--- Begin Records to process ---

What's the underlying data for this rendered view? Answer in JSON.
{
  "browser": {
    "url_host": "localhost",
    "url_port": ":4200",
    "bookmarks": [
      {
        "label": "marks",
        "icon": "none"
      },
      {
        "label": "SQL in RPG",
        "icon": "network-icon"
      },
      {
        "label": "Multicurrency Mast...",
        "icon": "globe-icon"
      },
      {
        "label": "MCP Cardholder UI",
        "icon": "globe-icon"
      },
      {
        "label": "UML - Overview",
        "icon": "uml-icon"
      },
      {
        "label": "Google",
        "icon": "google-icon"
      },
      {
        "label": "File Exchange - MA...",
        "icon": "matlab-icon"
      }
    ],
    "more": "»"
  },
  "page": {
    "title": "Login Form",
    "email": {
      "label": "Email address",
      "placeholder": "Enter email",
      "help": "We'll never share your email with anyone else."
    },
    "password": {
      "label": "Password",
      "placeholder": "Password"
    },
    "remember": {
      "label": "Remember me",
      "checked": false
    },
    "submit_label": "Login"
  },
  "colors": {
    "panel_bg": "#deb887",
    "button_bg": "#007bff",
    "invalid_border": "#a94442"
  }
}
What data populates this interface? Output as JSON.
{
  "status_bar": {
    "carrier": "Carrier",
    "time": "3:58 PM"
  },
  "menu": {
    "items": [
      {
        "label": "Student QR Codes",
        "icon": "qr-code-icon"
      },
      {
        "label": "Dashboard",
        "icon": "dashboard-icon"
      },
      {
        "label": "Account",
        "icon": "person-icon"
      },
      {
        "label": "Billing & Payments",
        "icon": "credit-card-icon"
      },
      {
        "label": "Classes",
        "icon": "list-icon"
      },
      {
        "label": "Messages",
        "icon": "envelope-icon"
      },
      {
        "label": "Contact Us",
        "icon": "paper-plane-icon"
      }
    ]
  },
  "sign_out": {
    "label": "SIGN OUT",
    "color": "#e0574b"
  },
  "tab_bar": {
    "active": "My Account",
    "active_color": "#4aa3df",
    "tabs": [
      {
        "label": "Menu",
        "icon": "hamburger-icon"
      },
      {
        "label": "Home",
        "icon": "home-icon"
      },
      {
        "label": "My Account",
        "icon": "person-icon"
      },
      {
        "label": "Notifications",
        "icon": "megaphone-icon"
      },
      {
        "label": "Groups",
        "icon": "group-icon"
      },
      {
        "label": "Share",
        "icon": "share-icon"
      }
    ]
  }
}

--- End Records to process ---

**Your instructions**: Write out the listing once more, matching it exactly.

**Task result**:
What's the underlying data for this rendered view? Answer in JSON.
{
  "browser": {
    "url_host": "localhost",
    "url_port": ":4200",
    "bookmarks": [
      {
        "label": "marks",
        "icon": "none"
      },
      {
        "label": "SQL in RPG",
        "icon": "network-icon"
      },
      {
        "label": "Multicurrency Mast...",
        "icon": "globe-icon"
      },
      {
        "label": "MCP Cardholder UI",
        "icon": "globe-icon"
      },
      {
        "label": "UML - Overview",
        "icon": "uml-icon"
      },
      {
        "label": "Google",
        "icon": "google-icon"
      },
      {
        "label": "File Exchange - MA...",
        "icon": "matlab-icon"
      }
    ],
    "more": "»"
  },
  "page": {
    "title": "Login Form",
    "email": {
      "label": "Email address",
      "placeholder": "Enter email",
      "help": "We'll never share your email with anyone else."
    },
    "password": {
      "label": "Password",
      "placeholder": "Password"
    },
    "remember": {
      "label": "Remember me",
      "checked": false
    },
    "submit_label": "Login"
  },
  "colors": {
    "panel_bg": "#deb887",
    "button_bg": "#007bff",
    "invalid_border": "#a94442"
  }
}
What data populates this interface? Output as JSON.
{
  "status_bar": {
    "carrier": "Carrier",
    "time": "3:58 PM"
  },
  "menu": {
    "items": [
      {
        "label": "Student QR Codes",
        "icon": "qr-code-icon"
      },
      {
        "label": "Dashboard",
        "icon": "dashboard-icon"
      },
      {
        "label": "Account",
        "icon": "person-icon"
      },
      {
        "label": "Billing & Payments",
        "icon": "credit-card-icon"
      },
      {
        "label": "Classes",
        "icon": "list-icon"
      },
      {
        "label": "Messages",
        "icon": "envelope-icon"
      },
      {
        "label": "Contact Us",
        "icon": "paper-plane-icon"
      }
    ]
  },
  "sign_out": {
    "label": "SIGN OUT",
    "color": "#e0574b"
  },
  "tab_bar": {
    "active": "My Account",
    "active_color": "#4aa3df",
    "tabs": [
      {
        "label": "Menu",
        "icon": "hamburger-icon"
      },
      {
        "label": "Home",
        "icon": "home-icon"
      },
      {
        "label": "My Account",
        "icon": "person-icon"
      },
      {
        "label": "Notifications",
        "icon": "megaphone-icon"
      },
      {
        "label": "Groups",
        "icon": "group-icon"
      },
      {
        "label": "Share",
        "icon": "share-icon"
      }
    ]
  }
}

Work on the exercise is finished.